==== Excerpted records ====

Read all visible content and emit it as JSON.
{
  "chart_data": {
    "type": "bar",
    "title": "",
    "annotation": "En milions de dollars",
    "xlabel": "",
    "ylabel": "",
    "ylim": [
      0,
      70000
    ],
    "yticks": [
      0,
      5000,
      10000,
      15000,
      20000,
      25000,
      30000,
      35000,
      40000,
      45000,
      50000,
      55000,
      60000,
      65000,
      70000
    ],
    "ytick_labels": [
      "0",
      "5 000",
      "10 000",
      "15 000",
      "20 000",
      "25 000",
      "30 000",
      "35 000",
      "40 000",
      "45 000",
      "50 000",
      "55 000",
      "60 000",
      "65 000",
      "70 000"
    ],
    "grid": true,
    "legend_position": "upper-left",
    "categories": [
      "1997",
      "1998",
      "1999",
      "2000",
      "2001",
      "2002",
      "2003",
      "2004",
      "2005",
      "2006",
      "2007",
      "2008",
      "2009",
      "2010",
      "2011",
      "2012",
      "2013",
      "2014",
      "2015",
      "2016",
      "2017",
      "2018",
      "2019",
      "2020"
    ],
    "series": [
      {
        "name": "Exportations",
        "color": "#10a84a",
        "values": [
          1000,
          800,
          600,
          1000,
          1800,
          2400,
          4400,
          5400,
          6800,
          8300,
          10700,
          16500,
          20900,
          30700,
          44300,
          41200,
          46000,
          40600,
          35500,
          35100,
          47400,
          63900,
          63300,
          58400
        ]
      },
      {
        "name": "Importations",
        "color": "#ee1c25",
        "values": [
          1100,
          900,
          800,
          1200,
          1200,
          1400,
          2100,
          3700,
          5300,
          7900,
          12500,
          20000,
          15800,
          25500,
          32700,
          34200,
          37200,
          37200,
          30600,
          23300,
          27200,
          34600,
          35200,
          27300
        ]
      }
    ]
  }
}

====

Directive — In the records above, locate each line with the word "name". Copy all such lines.

Written answer —
        "name": "Exportations",
        "name": "Importations",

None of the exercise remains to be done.